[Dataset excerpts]
+===+

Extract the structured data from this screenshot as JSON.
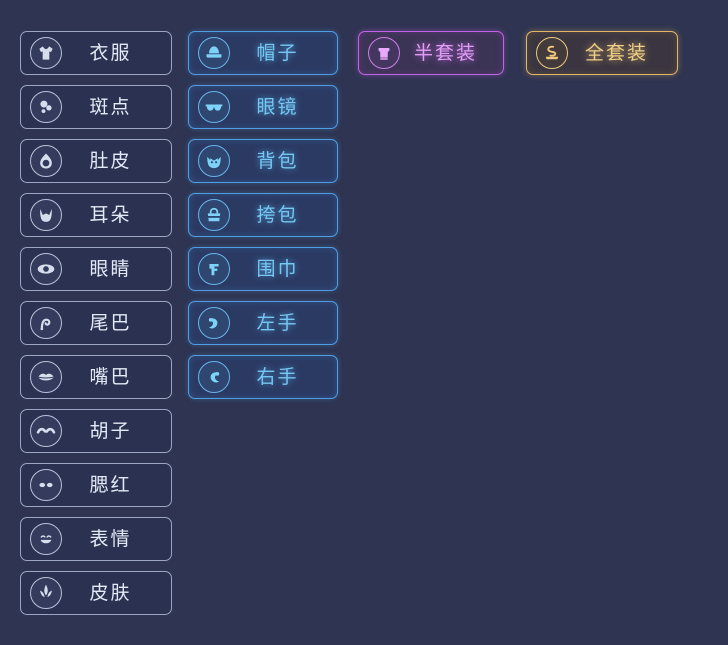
{
  "theme": {
    "background": "#2e3451",
    "default_border": "#9aa6c4",
    "default_text": "#e3e9f6",
    "blue_accent": "#76c7f2",
    "purple_accent": "#e29ef5",
    "gold_accent": "#f0cf86"
  },
  "columns": [
    {
      "name": "body-parts-column",
      "style": "default",
      "items": [
        {
          "label": "衣服",
          "icon": "shirt-icon"
        },
        {
          "label": "斑点",
          "icon": "spots-icon"
        },
        {
          "label": "肚皮",
          "icon": "belly-icon"
        },
        {
          "label": "耳朵",
          "icon": "ears-icon"
        },
        {
          "label": "眼睛",
          "icon": "eye-icon"
        },
        {
          "label": "尾巴",
          "icon": "tail-icon"
        },
        {
          "label": "嘴巴",
          "icon": "mouth-icon"
        },
        {
          "label": "胡子",
          "icon": "whiskers-icon"
        },
        {
          "label": "腮红",
          "icon": "blush-icon"
        },
        {
          "label": "表情",
          "icon": "expression-icon"
        },
        {
          "label": "皮肤",
          "icon": "skin-icon"
        }
      ]
    },
    {
      "name": "accessories-column",
      "style": "blue",
      "items": [
        {
          "label": "帽子",
          "icon": "hat-icon"
        },
        {
          "label": "眼镜",
          "icon": "glasses-icon"
        },
        {
          "label": "背包",
          "icon": "backpack-icon"
        },
        {
          "label": "挎包",
          "icon": "handbag-icon"
        },
        {
          "label": "围巾",
          "icon": "scarf-icon"
        },
        {
          "label": "左手",
          "icon": "left-hand-icon"
        },
        {
          "label": "右手",
          "icon": "right-hand-icon"
        }
      ]
    },
    {
      "name": "half-set-column",
      "style": "purple",
      "items": [
        {
          "label": "半套装",
          "icon": "half-set-icon"
        }
      ]
    },
    {
      "name": "full-set-column",
      "style": "gold",
      "items": [
        {
          "label": "全套装",
          "icon": "full-set-icon"
        }
      ]
    }
  ]
}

+===+

Each line of the data is to be duplicated exactly; pictures stay out of the copy.

■ **Task solution**
Extract the structured data from this screenshot as JSON.
{
  "theme": {
    "background": "#2e3451",
    "default_border": "#9aa6c4",
    "default_text": "#e3e9f6",
    "blue_accent": "#76c7f2",
    "purple_accent": "#e29ef5",
    "gold_accent": "#f0cf86"
  },
  "columns": [
    {
      "name": "body-parts-column",
      "style": "default",
      "items": [
        {
          "label": "衣服",
          "icon": "shirt-icon"
        },
        {
          "label": "斑点",
          "icon": "spots-icon"
        },
        {
          "label": "肚皮",
          "icon": "belly-icon"
        },
        {
          "label": "耳朵",
          "icon": "ears-icon"
        },
        {
          "label": "眼睛",
          "icon": "eye-icon"
        },
        {
          "label": "尾巴",
          "icon": "tail-icon"
        },
        {
          "label": "嘴巴",
          "icon": "mouth-icon"
        },
        {
          "label": "胡子",
          "icon": "whiskers-icon"
        },
        {
          "label": "腮红",
          "icon": "blush-icon"
        },
        {
          "label": "表情",
          "icon": "expression-icon"
        },
        {
          "label": "皮肤",
          "icon": "skin-icon"
        }
      ]
    },
    {
      "name": "accessories-column",
      "style": "blue",
      "items": [
        {
          "label": "帽子",
          "icon": "hat-icon"
        },
        {
          "label": "眼镜",
          "icon": "glasses-icon"
        },
        {
          "label": "背包",
          "icon": "backpack-icon"
        },
        {
          "label": "挎包",
          "icon": "handbag-icon"
        },
        {
          "label": "围巾",
          "icon": "scarf-icon"
        },
        {
          "label": "左手",
          "icon": "left-hand-icon"
        },
        {
          "label": "右手",
          "icon": "right-hand-icon"
        }
      ]
    },
    {
      "name": "half-set-column",
      "style": "purple",
      "items": [
        {
          "label": "半套装",
          "icon": "half-set-icon"
        }
      ]
    },
    {
      "name": "full-set-column",
      "style": "gold",
      "items": [
        {
          "label": "全套装",
          "icon": "full-set-icon"
        }
      ]
    }
  ]
}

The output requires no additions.